-------- EXCERPTED TEXT --------
Earl Zindars’ “Mother of Earl” is a quieter ballad, here given a somber introduction by Evans that gives way to a more deliberate statement of the melody, and an extended bass solo in triplets. DeJohnette’s drums are mostly limited here to atmosphere, with some gentle work on the cymbals throughout.

Where things really start to get into gear is “Nardis.” Composed by Miles, the tune found its way into Evans’ repertoire in 1958 while he was playing in Cannonball Adderley’s band. First appearing on a Bill Evans Trio record with 1961’s Explorations, it remained a highlight of his live shows for the rest of his career, and this performance is a key argument for why. The performance here ably represents the model that so many preceding and subsequent takes would follow: a “straight” reading of the chorus by the full band, followed by an extended solo, here given to Gómez. In the liner notes to the album, the bassist notes that he views his instrument as a horn, and the solo here bears that out as an extended meditation on the tune. Evans follows with his own solo, picking up the rhythmic drive of Gómez’s bass line, as splashes on the cymbals and rolls on the snare and tom pour kerosene on the fire. DeJohnette then gets his own solo and takes some of the fill devices into a free exploration of time and tonality, wringing new colors out of the drum kit and revising the melody in a sort of slow motion fog before roaring back in a blistering crash of cymbals. The band close out with a recapitulation of the melody, trying on four closing chords before running up the scale and into the applause of the audience.

I Loves You, Porgy” finds Evans catching his proverbial breath, taking a solo exploration of the tune that is by turns introspective and extroverted. Starting about two minutes in, the free chordal explorations of the opening give way to a syncopated rhythm that seems to light up the keys under the pianist’s fingers, spurring an exploration of the tune in rhythm that lasts through most of the rest of the piece. The next track, “The Touch of Your Lips,” is in a similarly introspective mood until Gómez and DeJohnette rejoin about halfway through, when the temperature kicks up again.

Embraceable You” is a solo feature for Gómez, who freely explores the colors and range of the bass with soft accompaniment from Evans and DeJohnette. Evoking by turns the sound of a Spanish guitar, a Miles Davis solo line, and the most swinging bass line ever played by Milt Hinton, the bassist plays a sweetly introspective version of the tune, ending with rapt applause from the Montreux festival crowd.

Evans’ version of “Someday My Prince Will Come” is far less wistful than the version we last heard from Miles’ group (with Wynton Kelly on piano). If Miles’s version is hopeful, Evans’ version is positively jubilant. Gómez takes an extended bass solo in the lower range of the instrument, and DeJohnette trades eights with Evans, until finally the band crashes through the finale and the festival crowd goes wild. Evans and company return for a romp through “Walkin’ Up” at a breakneck pace to close out, leaving the audience roaring for more.
-------- PROVIDED INFORMATION --------
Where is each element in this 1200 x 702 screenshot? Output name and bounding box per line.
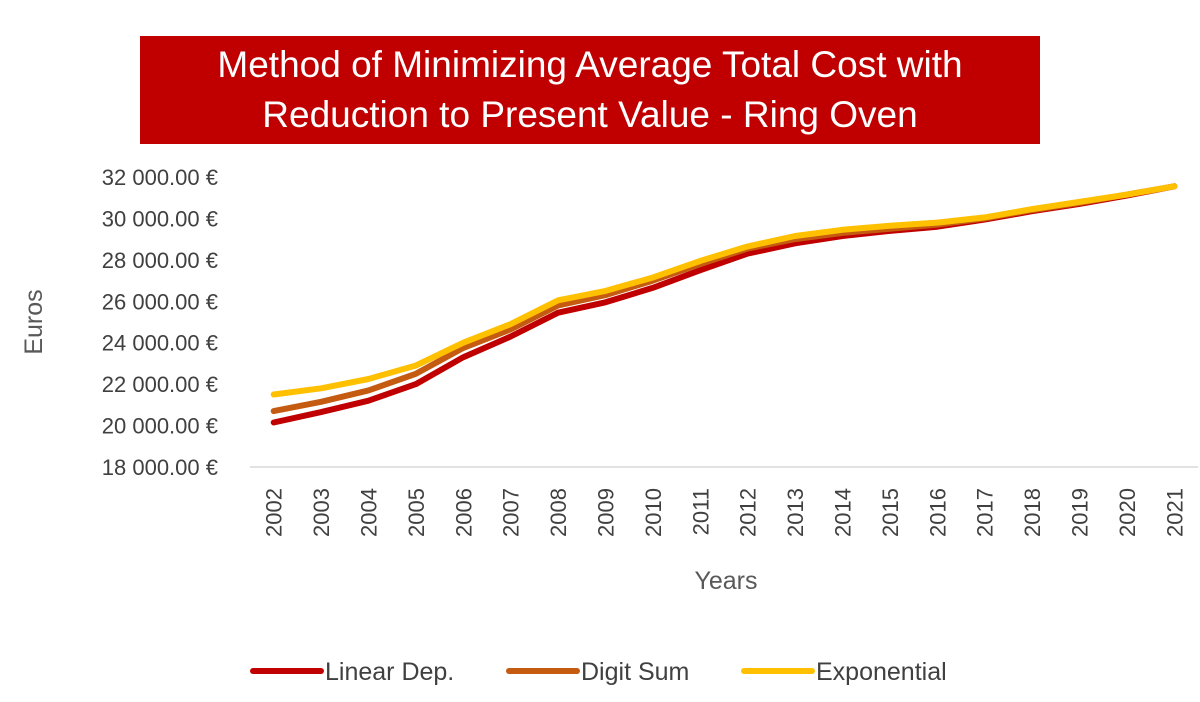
chart-title-line-1: Method of Minimizing Average Total Cost … <box>217 44 963 85</box>
x-tick-label: 2016 <box>925 488 950 537</box>
series-line-2 <box>270 183 1178 415</box>
y-axis-ticks: 32 000.00 € 30 000.00 € 28 000.00 € 26 000.… <box>102 165 218 480</box>
x-tick-label: 2003 <box>309 488 334 537</box>
legend: Linear Dep. Digit Sum Exponential <box>250 658 947 686</box>
x-tick-label: 2010 <box>641 488 666 537</box>
x-tick-label: 2019 <box>1068 488 1093 537</box>
series-line-1 <box>270 183 1178 426</box>
x-tick-label: 2002 <box>262 488 287 537</box>
chart-title: Method of Minimizing Average Total Cost … <box>140 36 1040 144</box>
legend-label: Digit Sum <box>581 658 689 686</box>
x-tick-label: 2004 <box>357 488 382 537</box>
x-tick-label: 2009 <box>594 488 619 537</box>
legend-label: Exponential <box>816 658 947 686</box>
x-tick-label: 2011 <box>688 488 713 535</box>
chart-title-line-2: Reduction to Present Value - Ring Oven <box>262 94 918 135</box>
x-tick-label: 2013 <box>783 488 808 537</box>
x-tick-label: 2005 <box>404 488 429 537</box>
x-tick-label: 2007 <box>499 488 524 537</box>
y-tick-label: 18 000.00 € <box>102 455 218 480</box>
x-tick-label: 2012 <box>736 488 761 537</box>
x-tick-label: 2006 <box>451 488 476 537</box>
x-axis-label: Years <box>694 567 757 595</box>
x-tick-label: 2014 <box>831 488 856 537</box>
legend-label: Linear Dep. <box>325 658 454 686</box>
x-tick-label: 2015 <box>878 488 903 537</box>
series-lines <box>270 183 1178 426</box>
x-tick-label: 2017 <box>973 488 998 537</box>
y-tick-label: 20 000.00 € <box>102 414 218 439</box>
y-tick-label: 28 000.00 € <box>102 248 218 273</box>
y-tick-label: 30 000.00 € <box>102 206 218 231</box>
y-axis-label: Euros <box>20 289 48 354</box>
y-tick-label: 24 000.00 € <box>102 331 218 356</box>
y-tick-label: 32 000.00 € <box>102 165 218 190</box>
x-tick-label: 2008 <box>546 488 571 537</box>
x-axis-ticks: 2002 2003 2004 2005 2006 2007 2008 2009 2010 2011… <box>262 488 1188 537</box>
y-tick-label: 22 000.00 € <box>102 372 218 397</box>
y-tick-label: 26 000.00 € <box>102 289 218 314</box>
x-tick-label: 2020 <box>1115 488 1140 537</box>
x-tick-label: 2018 <box>1020 488 1045 537</box>
series-line-3 <box>270 183 1178 398</box>
x-tick-label: 2021 <box>1162 488 1187 537</box>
--------
_EXERCISES:_
1. According to the album review, whose band was Evans playing in when "Nardis" entered his repertoire?
2. Set down the passage of the album review from "Evans’ version of" up to and including "roaring for more.".

_PER-TASK OUTPUTS:_
1. Cannonball Adderley's band, in 1958.

2.
Evans’ version of “Someday My Prince Will Come” is far less wistful than the version we last heard from Miles’ group (with Wynton Kelly on piano). If Miles’s version is hopeful, Evans’ version is positively jubilant. Gómez takes an extended bass solo in the lower range of the instrument, and DeJohnette trades eights with Evans, until finally the band crashes through the finale and the festival crowd goes wild. Evans and company return for a romp through “Walkin’ Up” at a breakneck pace to close out, leaving the audience roaring for more.